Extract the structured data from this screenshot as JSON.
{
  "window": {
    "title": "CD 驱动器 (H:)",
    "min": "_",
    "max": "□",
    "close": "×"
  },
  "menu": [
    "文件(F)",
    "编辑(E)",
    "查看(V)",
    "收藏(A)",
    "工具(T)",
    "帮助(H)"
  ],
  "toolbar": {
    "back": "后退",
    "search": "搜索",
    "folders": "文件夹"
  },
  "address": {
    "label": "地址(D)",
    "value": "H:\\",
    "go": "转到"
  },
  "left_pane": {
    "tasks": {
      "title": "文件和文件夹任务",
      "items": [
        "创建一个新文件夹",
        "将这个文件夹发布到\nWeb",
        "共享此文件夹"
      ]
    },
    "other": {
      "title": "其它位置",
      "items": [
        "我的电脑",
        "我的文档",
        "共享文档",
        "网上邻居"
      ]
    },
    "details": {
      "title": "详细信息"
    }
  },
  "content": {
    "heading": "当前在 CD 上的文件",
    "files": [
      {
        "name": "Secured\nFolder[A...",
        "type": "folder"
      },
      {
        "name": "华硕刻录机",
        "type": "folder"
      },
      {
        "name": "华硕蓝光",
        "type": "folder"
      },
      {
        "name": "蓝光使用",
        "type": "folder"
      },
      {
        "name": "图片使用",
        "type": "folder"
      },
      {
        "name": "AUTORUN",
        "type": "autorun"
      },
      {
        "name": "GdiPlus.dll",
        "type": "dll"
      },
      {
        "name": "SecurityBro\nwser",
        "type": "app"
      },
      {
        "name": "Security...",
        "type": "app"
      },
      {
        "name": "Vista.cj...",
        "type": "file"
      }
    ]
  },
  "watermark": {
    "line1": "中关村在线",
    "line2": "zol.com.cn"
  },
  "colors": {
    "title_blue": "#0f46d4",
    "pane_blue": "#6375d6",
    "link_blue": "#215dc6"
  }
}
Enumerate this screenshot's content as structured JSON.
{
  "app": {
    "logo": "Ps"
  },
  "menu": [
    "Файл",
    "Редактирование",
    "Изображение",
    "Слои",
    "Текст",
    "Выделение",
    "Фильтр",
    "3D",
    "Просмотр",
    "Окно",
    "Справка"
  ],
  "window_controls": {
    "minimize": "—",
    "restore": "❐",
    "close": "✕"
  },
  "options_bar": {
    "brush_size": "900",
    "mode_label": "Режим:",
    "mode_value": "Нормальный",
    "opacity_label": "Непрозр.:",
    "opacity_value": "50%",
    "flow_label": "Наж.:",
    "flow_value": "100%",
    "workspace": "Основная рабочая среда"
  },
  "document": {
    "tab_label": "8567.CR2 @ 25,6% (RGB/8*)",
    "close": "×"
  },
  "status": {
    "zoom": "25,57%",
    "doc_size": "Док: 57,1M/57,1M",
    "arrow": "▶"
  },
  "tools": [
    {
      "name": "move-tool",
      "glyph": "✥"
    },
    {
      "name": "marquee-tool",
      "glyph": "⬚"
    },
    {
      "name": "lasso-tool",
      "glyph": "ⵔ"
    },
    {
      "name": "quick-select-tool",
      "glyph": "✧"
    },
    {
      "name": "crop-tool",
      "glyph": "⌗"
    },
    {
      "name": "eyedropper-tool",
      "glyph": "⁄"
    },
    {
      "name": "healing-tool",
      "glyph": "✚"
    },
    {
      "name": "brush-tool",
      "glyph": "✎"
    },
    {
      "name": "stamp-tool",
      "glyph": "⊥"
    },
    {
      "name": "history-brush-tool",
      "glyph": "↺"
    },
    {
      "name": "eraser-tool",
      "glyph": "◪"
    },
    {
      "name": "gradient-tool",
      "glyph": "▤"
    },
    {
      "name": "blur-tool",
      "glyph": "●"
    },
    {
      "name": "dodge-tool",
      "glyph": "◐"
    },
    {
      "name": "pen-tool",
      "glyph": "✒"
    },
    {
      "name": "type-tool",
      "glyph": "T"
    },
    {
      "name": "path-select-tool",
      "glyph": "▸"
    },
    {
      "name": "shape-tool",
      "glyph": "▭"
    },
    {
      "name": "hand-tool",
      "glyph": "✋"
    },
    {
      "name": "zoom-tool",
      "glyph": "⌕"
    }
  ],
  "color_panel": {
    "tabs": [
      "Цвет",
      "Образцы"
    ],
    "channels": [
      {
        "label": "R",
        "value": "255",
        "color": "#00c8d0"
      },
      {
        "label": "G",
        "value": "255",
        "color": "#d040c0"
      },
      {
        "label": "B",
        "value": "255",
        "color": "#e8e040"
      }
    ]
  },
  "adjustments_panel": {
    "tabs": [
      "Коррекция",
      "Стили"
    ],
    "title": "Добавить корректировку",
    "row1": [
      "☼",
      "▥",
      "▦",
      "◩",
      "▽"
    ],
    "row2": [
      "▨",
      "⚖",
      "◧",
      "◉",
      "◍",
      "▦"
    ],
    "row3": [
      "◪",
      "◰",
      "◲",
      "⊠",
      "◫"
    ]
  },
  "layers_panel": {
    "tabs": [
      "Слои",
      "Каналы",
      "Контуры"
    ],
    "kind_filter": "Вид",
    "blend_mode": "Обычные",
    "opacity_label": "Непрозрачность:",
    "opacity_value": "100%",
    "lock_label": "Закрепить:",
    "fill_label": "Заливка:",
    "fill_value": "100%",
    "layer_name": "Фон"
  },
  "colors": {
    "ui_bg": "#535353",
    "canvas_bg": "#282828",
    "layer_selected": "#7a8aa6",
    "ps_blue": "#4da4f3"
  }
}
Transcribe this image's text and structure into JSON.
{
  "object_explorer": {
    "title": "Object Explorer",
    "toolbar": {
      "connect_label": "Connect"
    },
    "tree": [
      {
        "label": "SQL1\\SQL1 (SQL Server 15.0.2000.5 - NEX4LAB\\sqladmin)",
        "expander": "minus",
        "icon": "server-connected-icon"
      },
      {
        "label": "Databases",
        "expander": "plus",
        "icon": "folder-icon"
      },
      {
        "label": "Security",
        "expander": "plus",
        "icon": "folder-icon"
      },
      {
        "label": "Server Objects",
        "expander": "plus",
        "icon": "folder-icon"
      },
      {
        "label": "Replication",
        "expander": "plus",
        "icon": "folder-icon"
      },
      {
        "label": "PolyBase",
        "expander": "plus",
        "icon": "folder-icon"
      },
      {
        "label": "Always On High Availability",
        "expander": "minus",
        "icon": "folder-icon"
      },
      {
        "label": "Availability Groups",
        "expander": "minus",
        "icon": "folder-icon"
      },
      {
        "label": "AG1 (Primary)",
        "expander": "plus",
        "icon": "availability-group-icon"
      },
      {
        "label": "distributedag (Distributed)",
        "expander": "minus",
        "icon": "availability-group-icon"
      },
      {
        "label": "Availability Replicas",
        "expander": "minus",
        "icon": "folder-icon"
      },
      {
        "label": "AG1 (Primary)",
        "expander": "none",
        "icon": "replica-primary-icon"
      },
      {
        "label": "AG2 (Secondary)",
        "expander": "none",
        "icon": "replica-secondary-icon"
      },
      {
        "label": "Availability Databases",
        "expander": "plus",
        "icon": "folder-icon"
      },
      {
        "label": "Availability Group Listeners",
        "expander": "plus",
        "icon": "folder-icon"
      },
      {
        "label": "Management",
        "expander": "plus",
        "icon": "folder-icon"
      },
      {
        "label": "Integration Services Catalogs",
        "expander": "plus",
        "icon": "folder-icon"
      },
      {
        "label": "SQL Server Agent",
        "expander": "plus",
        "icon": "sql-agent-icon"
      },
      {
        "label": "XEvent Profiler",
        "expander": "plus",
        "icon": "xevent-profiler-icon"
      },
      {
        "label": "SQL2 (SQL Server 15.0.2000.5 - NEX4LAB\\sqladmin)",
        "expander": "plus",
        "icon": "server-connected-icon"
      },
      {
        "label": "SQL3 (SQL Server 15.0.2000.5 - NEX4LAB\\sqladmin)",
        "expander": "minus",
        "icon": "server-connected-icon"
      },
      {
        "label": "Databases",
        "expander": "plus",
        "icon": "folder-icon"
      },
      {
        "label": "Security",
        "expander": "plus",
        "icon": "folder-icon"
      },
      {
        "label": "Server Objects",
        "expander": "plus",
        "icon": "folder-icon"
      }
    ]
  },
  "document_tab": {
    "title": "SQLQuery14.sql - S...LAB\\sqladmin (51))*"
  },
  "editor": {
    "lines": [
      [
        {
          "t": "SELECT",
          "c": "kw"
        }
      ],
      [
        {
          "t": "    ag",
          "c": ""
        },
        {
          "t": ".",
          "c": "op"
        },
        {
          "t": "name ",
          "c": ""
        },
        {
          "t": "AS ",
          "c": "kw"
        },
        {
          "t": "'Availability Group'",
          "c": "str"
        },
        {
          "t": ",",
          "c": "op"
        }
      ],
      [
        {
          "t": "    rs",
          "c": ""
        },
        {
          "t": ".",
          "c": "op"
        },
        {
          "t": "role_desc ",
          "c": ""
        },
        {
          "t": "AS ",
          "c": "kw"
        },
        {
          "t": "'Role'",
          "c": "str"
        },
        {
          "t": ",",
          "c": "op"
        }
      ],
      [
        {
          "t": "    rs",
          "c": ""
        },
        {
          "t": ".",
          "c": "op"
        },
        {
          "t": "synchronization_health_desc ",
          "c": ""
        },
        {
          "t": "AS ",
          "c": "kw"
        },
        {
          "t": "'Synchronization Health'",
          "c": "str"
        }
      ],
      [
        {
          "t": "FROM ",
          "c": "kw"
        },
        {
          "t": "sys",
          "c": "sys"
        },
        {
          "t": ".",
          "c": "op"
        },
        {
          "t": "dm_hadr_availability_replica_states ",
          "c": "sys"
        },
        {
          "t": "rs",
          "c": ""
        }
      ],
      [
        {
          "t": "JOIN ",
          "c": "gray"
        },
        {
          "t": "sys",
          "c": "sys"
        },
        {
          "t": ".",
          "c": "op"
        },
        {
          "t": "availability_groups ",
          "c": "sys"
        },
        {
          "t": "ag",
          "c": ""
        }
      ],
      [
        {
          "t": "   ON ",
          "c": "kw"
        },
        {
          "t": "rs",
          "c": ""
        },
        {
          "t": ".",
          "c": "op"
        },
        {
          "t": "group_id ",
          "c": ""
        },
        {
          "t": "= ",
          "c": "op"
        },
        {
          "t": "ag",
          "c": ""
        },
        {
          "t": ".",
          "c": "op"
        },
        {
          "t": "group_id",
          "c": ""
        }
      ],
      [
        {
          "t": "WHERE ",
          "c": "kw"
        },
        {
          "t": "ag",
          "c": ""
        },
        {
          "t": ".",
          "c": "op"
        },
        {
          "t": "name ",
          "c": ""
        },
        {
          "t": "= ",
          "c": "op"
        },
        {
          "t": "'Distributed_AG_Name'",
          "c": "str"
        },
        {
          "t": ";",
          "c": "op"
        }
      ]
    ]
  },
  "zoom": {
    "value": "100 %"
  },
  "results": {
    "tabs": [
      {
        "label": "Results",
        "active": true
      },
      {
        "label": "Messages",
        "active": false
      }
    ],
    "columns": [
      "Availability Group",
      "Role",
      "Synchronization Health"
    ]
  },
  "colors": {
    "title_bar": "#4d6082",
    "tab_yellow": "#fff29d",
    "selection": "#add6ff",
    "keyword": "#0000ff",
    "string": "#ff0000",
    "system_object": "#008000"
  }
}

Objective - Identify every line where the string "this" appears.

Answer in full -
Extract the structured data from this screenshot as JSON.
Enumerate this screenshot's content as structured JSON.
Transcribe this image's text and structure into JSON.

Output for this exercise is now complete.